Stored data entries:

┄┄┄┄┄┄

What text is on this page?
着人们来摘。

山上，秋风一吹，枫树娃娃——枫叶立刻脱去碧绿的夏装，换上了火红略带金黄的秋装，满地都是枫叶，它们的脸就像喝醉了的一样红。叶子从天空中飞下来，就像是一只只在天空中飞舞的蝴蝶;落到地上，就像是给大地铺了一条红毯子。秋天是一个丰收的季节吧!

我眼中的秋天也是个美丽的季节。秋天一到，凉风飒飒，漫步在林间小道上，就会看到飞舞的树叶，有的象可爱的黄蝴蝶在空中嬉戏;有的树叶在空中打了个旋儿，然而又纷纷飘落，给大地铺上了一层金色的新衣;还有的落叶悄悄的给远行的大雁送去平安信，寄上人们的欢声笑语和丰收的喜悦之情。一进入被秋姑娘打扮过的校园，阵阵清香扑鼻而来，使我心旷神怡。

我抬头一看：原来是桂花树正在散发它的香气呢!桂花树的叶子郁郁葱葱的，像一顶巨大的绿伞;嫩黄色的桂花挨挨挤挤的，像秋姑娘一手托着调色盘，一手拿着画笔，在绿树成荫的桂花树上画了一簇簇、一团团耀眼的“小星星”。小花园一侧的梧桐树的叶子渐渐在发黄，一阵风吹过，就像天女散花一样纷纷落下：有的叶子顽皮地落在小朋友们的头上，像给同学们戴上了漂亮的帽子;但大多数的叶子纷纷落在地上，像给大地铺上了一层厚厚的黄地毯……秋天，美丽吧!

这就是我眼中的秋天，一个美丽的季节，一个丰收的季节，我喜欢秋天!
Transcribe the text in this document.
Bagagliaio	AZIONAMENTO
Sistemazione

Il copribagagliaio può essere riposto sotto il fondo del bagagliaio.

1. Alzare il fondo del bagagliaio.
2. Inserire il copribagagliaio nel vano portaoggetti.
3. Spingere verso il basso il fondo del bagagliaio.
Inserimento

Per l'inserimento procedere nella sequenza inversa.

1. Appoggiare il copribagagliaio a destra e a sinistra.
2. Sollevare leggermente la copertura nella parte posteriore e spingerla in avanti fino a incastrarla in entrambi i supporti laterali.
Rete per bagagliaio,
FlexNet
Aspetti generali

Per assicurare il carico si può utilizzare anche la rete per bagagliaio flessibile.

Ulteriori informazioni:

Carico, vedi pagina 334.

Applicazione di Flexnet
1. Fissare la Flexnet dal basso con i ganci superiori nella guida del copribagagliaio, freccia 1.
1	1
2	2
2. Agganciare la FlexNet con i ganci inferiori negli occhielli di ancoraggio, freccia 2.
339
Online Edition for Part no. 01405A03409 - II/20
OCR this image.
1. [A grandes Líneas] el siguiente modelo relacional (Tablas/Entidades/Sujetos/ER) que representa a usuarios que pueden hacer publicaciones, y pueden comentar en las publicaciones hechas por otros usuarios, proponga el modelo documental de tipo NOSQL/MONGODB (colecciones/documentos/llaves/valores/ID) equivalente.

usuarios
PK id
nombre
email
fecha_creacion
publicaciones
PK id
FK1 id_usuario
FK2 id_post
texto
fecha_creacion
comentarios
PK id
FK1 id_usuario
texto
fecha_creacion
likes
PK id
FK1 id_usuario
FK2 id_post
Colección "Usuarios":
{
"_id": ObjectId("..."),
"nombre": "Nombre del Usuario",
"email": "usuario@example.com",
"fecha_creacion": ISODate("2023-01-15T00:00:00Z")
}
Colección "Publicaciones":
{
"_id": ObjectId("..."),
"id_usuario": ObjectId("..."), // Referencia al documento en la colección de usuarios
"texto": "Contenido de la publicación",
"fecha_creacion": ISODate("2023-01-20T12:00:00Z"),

┄┄┄┄┄┄

What is the number of lines in this material that hold the string "nella"? Answer with that number only.

**SOLUTION TO THE PROBLEM**
3